Data to use =
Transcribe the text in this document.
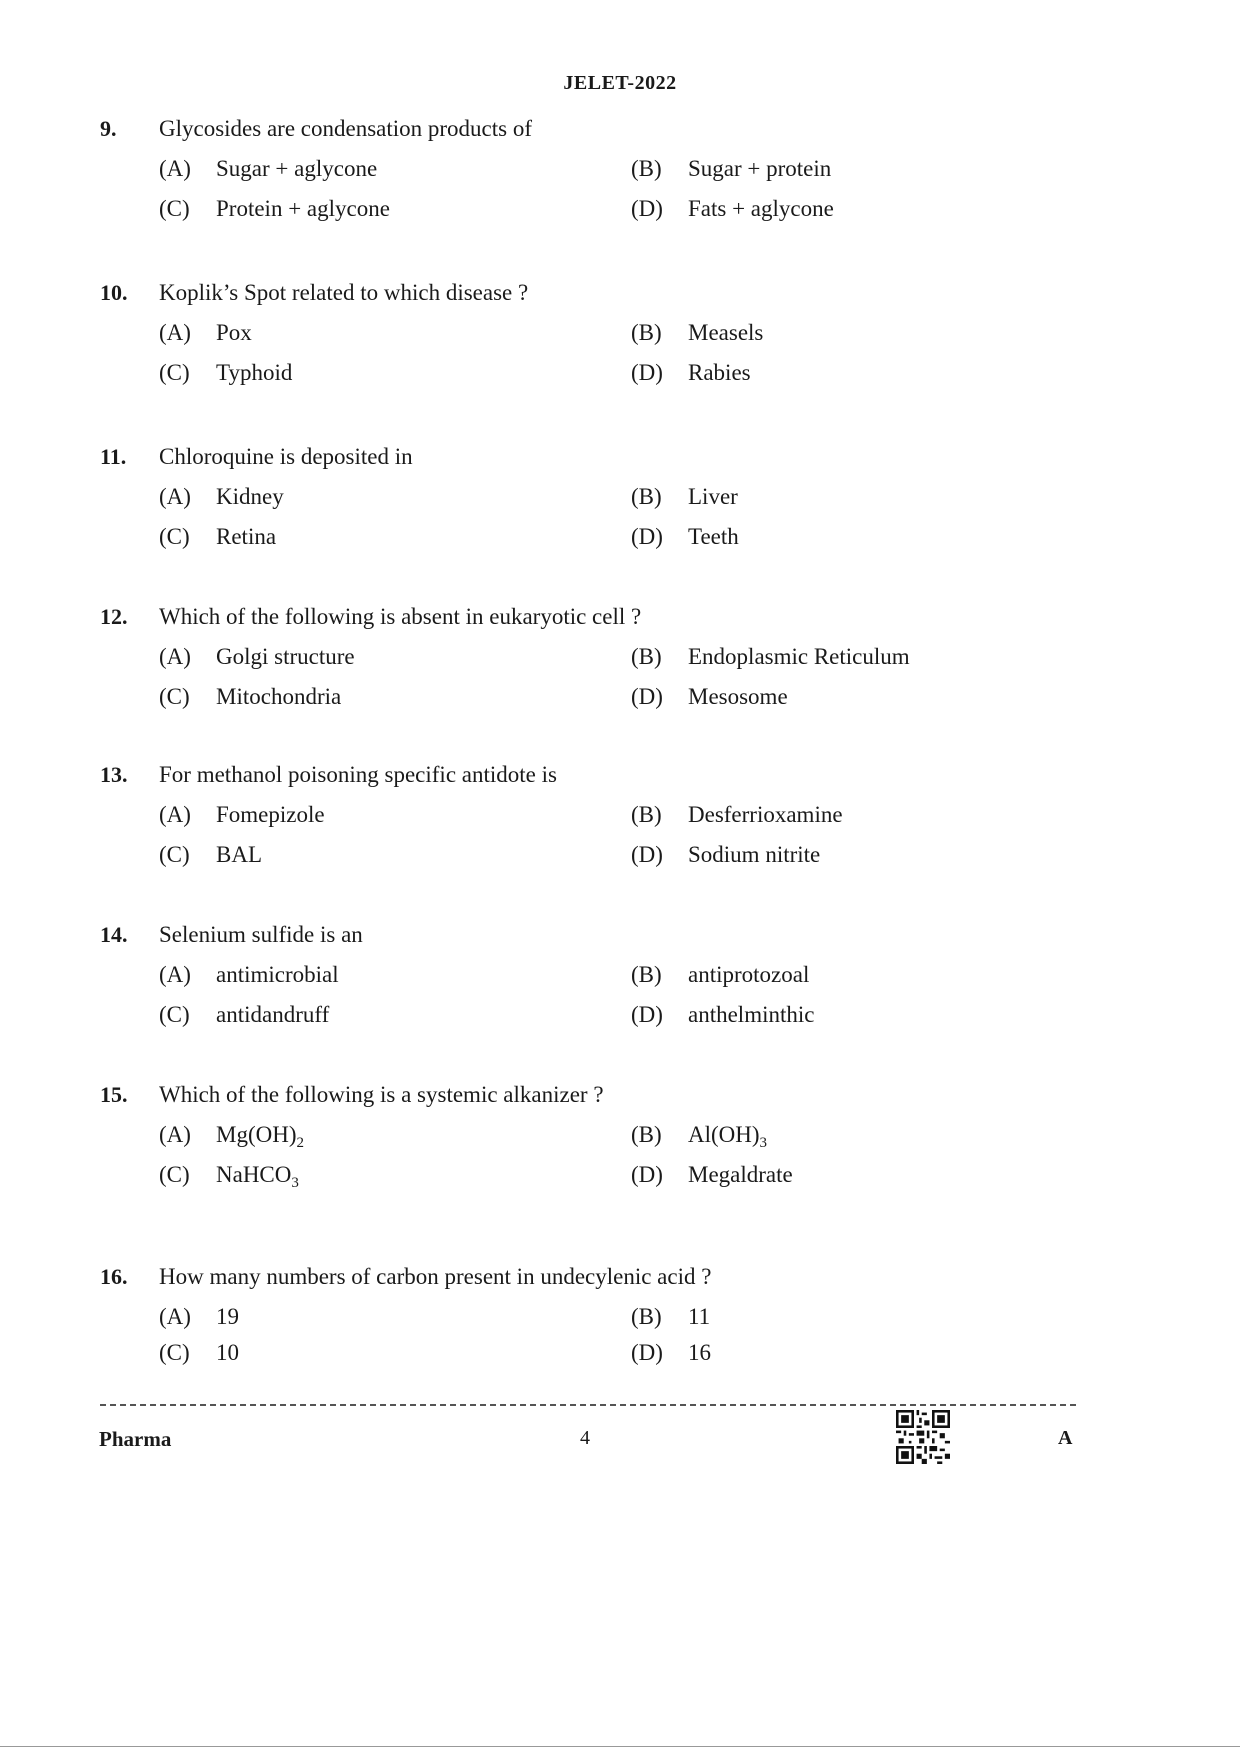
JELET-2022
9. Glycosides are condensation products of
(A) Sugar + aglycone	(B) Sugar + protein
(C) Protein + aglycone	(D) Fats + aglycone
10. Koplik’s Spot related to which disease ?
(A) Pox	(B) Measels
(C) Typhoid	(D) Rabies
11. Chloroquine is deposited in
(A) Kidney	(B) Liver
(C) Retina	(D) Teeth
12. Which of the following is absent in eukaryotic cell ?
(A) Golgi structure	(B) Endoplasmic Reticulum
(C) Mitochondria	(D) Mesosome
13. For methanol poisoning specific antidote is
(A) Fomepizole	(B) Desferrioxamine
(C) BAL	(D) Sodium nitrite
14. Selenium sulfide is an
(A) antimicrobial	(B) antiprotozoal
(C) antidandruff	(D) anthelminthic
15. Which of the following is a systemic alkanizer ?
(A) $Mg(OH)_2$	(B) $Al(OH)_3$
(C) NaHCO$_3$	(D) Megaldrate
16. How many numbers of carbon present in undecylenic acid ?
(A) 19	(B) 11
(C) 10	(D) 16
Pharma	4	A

What the exercise asks =
Above are the records; copy every one of them exactly and omit the images.

Written answer =
Transcribe the text in this document.
JELET-2022
9. Glycosides are condensation products of
(A) Sugar + aglycone	(B) Sugar + protein
(C) Protein + aglycone	(D) Fats + aglycone
10. Koplik’s Spot related to which disease ?
(A) Pox	(B) Measels
(C) Typhoid	(D) Rabies
11. Chloroquine is deposited in
(A) Kidney	(B) Liver
(C) Retina	(D) Teeth
12. Which of the following is absent in eukaryotic cell ?
(A) Golgi structure	(B) Endoplasmic Reticulum
(C) Mitochondria	(D) Mesosome
13. For methanol poisoning specific antidote is
(A) Fomepizole	(B) Desferrioxamine
(C) BAL	(D) Sodium nitrite
14. Selenium sulfide is an
(A) antimicrobial	(B) antiprotozoal
(C) antidandruff	(D) anthelminthic
15. Which of the following is a systemic alkanizer ?
(A) $Mg(OH)_2$	(B) $Al(OH)_3$
(C) NaHCO$_3$	(D) Megaldrate
16. How many numbers of carbon present in undecylenic acid ?
(A) 19	(B) 11
(C) 10	(D) 16
Pharma	4	A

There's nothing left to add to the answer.